* REQUEST: Retype all the records with nothing changed.

* STORED ROWS:
— Start —
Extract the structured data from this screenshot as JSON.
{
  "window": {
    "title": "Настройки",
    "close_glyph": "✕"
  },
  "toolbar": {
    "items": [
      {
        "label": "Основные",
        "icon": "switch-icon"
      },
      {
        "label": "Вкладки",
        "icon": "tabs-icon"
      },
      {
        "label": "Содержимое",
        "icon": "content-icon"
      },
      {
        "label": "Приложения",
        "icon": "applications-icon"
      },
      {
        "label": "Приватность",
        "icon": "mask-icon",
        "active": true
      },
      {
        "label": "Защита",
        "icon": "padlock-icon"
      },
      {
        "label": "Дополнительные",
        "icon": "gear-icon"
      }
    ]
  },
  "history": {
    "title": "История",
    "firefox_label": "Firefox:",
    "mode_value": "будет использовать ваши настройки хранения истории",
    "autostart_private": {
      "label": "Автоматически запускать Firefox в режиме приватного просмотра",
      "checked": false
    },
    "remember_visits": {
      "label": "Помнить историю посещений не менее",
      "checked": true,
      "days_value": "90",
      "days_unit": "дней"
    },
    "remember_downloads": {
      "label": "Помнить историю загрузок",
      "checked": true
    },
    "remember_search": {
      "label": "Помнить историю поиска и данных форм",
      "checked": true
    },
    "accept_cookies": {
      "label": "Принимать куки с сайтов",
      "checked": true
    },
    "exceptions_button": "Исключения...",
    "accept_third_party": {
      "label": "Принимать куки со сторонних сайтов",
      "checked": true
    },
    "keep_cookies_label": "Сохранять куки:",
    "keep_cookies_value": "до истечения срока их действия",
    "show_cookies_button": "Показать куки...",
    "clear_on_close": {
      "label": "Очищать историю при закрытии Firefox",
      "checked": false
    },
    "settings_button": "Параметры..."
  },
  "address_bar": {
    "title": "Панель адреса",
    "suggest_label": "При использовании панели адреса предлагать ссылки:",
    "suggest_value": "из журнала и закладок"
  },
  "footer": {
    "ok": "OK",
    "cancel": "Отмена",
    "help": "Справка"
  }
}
— End —
* RESPONSE TO THE TASK:
Extract the structured data from this screenshot as JSON.
{
  "window": {
    "title": "Настройки",
    "close_glyph": "✕"
  },
  "toolbar": {
    "items": [
      {
        "label": "Основные",
        "icon": "switch-icon"
      },
      {
        "label": "Вкладки",
        "icon": "tabs-icon"
      },
      {
        "label": "Содержимое",
        "icon": "content-icon"
      },
      {
        "label": "Приложения",
        "icon": "applications-icon"
      },
      {
        "label": "Приватность",
        "icon": "mask-icon",
        "active": true
      },
      {
        "label": "Защита",
        "icon": "padlock-icon"
      },
      {
        "label": "Дополнительные",
        "icon": "gear-icon"
      }
    ]
  },
  "history": {
    "title": "История",
    "firefox_label": "Firefox:",
    "mode_value": "будет использовать ваши настройки хранения истории",
    "autostart_private": {
      "label": "Автоматически запускать Firefox в режиме приватного просмотра",
      "checked": false
    },
    "remember_visits": {
      "label": "Помнить историю посещений не менее",
      "checked": true,
      "days_value": "90",
      "days_unit": "дней"
    },
    "remember_downloads": {
      "label": "Помнить историю загрузок",
      "checked": true
    },
    "remember_search": {
      "label": "Помнить историю поиска и данных форм",
      "checked": true
    },
    "accept_cookies": {
      "label": "Принимать куки с сайтов",
      "checked": true
    },
    "exceptions_button": "Исключения...",
    "accept_third_party": {
      "label": "Принимать куки со сторонних сайтов",
      "checked": true
    },
    "keep_cookies_label": "Сохранять куки:",
    "keep_cookies_value": "до истечения срока их действия",
    "show_cookies_button": "Показать куки...",
    "clear_on_close": {
      "label": "Очищать историю при закрытии Firefox",
      "checked": false
    },
    "settings_button": "Параметры..."
  },
  "address_bar": {
    "title": "Панель адреса",
    "suggest_label": "При использовании панели адреса предлагать ссылки:",
    "suggest_value": "из журнала и закладок"
  },
  "footer": {
    "ok": "OK",
    "cancel": "Отмена",
    "help": "Справка"
  }
}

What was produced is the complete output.